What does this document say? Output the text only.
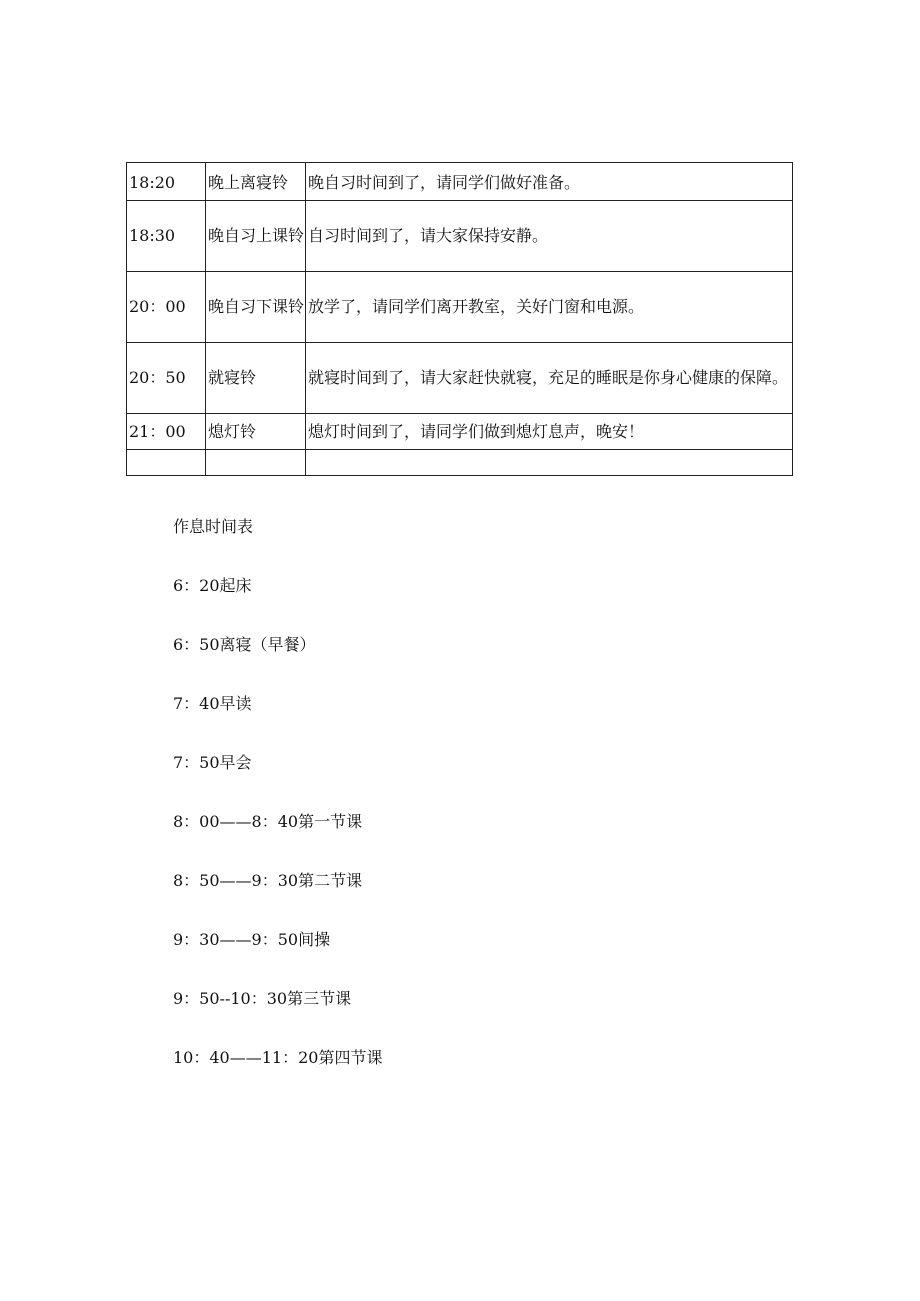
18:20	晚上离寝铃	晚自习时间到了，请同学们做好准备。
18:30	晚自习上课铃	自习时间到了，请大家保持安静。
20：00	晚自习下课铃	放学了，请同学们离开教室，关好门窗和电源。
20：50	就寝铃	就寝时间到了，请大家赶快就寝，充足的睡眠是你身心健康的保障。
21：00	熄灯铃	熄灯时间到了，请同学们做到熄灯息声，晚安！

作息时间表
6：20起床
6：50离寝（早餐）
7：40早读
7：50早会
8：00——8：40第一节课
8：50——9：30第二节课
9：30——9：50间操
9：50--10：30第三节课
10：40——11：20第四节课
---
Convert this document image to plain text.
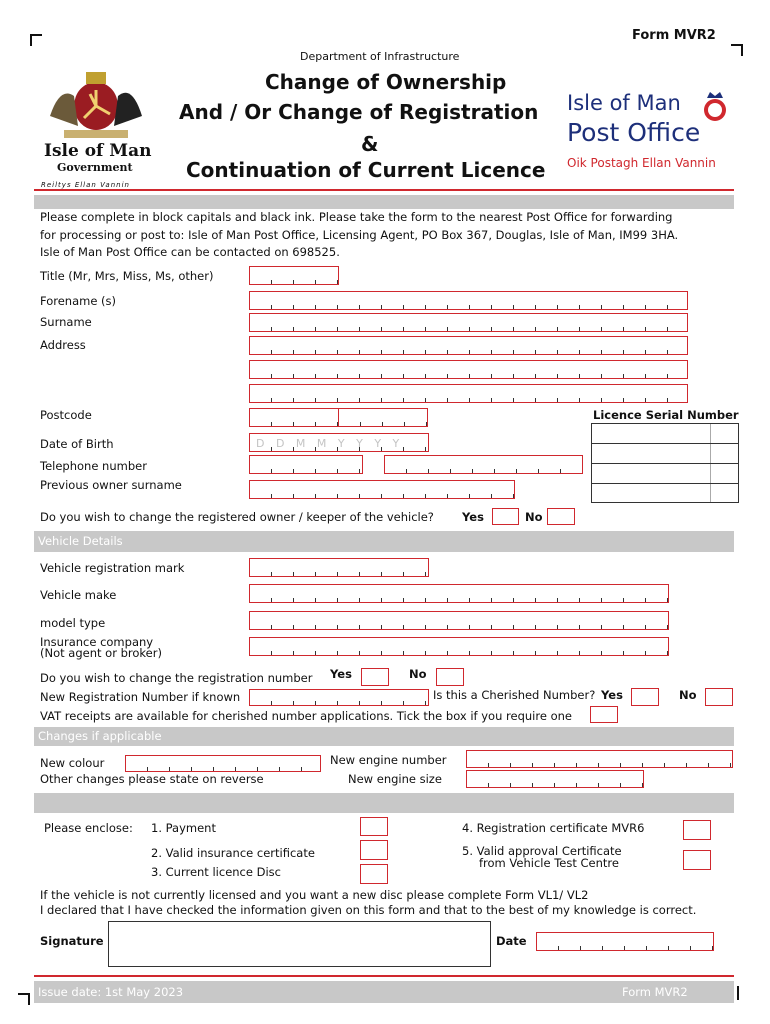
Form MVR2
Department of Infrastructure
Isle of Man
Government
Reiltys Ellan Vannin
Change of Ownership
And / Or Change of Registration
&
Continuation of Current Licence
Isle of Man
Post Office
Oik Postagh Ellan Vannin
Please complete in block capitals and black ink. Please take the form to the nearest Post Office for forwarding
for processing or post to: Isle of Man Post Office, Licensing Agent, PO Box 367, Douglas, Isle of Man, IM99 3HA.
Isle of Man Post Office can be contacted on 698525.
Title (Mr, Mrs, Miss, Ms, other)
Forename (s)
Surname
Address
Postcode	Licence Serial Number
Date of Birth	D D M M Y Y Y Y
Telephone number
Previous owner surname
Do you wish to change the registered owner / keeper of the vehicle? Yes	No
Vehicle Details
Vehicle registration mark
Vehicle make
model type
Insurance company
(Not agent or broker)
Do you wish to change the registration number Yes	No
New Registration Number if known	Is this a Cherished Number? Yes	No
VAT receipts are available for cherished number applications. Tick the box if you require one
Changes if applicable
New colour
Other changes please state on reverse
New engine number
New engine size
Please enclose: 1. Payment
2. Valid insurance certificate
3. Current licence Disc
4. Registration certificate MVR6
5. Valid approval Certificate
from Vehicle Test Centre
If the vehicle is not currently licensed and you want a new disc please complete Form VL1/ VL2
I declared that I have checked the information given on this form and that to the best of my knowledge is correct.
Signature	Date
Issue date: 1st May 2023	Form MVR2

Exercise prompt:
Pick each line holding the word "document" out of the data and copy it.

Worked solution:
What does this document say? Output the text only.
Convert this document image to plain text.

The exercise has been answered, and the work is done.